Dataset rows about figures
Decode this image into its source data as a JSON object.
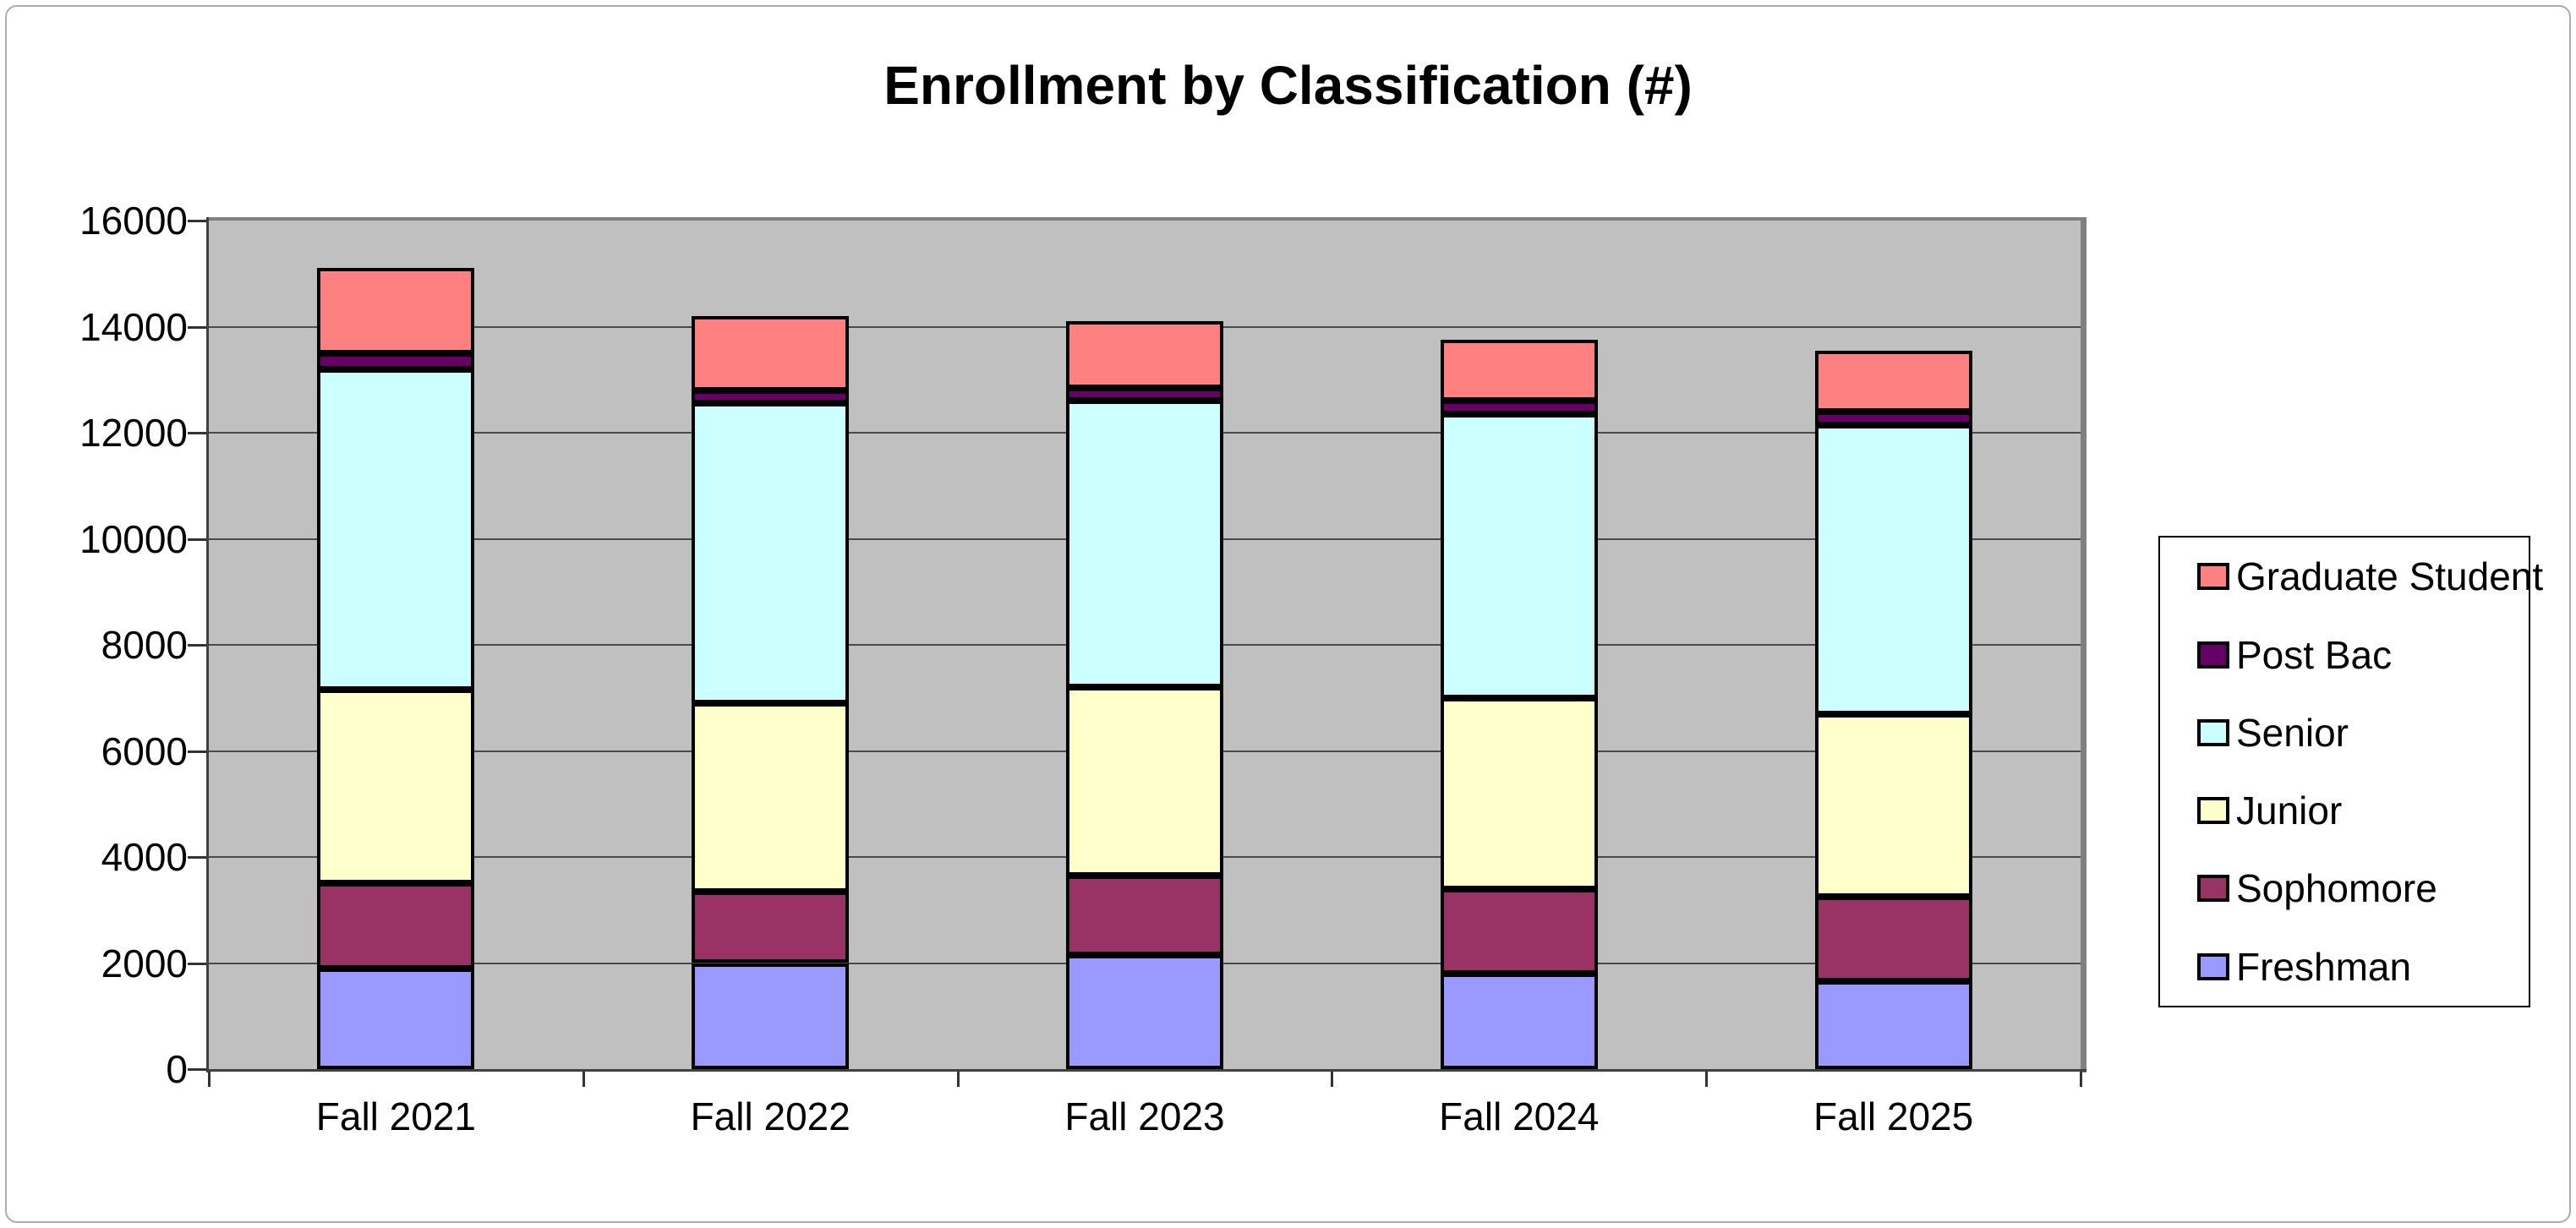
{
  "title": "Enrollment by Classification (#)",
  "chart_data": {
    "type": "bar",
    "stacked": true,
    "title": "Enrollment by Classification (#)",
    "categories": [
      "Fall 2021",
      "Fall 2022",
      "Fall 2023",
      "Fall 2024",
      "Fall 2025"
    ],
    "series": [
      {
        "name": "Freshman",
        "color": "#9999FF",
        "values": [
          1900,
          2000,
          2150,
          1800,
          1650
        ]
      },
      {
        "name": "Sophomore",
        "color": "#993366",
        "values": [
          1600,
          1350,
          1500,
          1600,
          1600
        ]
      },
      {
        "name": "Junior",
        "color": "#FFFFCC",
        "values": [
          3650,
          3550,
          3550,
          3600,
          3450
        ]
      },
      {
        "name": "Senior",
        "color": "#CCFFFF",
        "values": [
          6050,
          5650,
          5400,
          5350,
          5450
        ]
      },
      {
        "name": "Post Bac",
        "color": "#660066",
        "values": [
          300,
          250,
          250,
          250,
          250
        ]
      },
      {
        "name": "Graduate Student",
        "color": "#FF8080",
        "values": [
          1600,
          1400,
          1250,
          1150,
          1150
        ]
      }
    ],
    "totals": [
      15100,
      14200,
      14100,
      13750,
      13550
    ],
    "ylim": [
      0,
      16000
    ],
    "ytick_step": 2000,
    "yticks": [
      "0",
      "2000",
      "4000",
      "6000",
      "8000",
      "10000",
      "12000",
      "14000",
      "16000"
    ],
    "legend_position": "right",
    "legend_order": [
      "Graduate Student",
      "Post Bac",
      "Senior",
      "Junior",
      "Sophomore",
      "Freshman"
    ],
    "colors": {
      "plot_background": "#C0C0C0",
      "gridline": "#4a4a4a",
      "plot_top_right_border": "#808080",
      "axis": "#404040",
      "bar_border": "#000000",
      "legend_border": "#000000",
      "outer_frame": "#ababab"
    }
  }
}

▸ **OBJECTIVE**
Copy out all lines that carry the word "Enrollment".

▸ **FULL ANSWER**
  "title": "Enrollment by Classification (#)",
    "title": "Enrollment by Classification (#)",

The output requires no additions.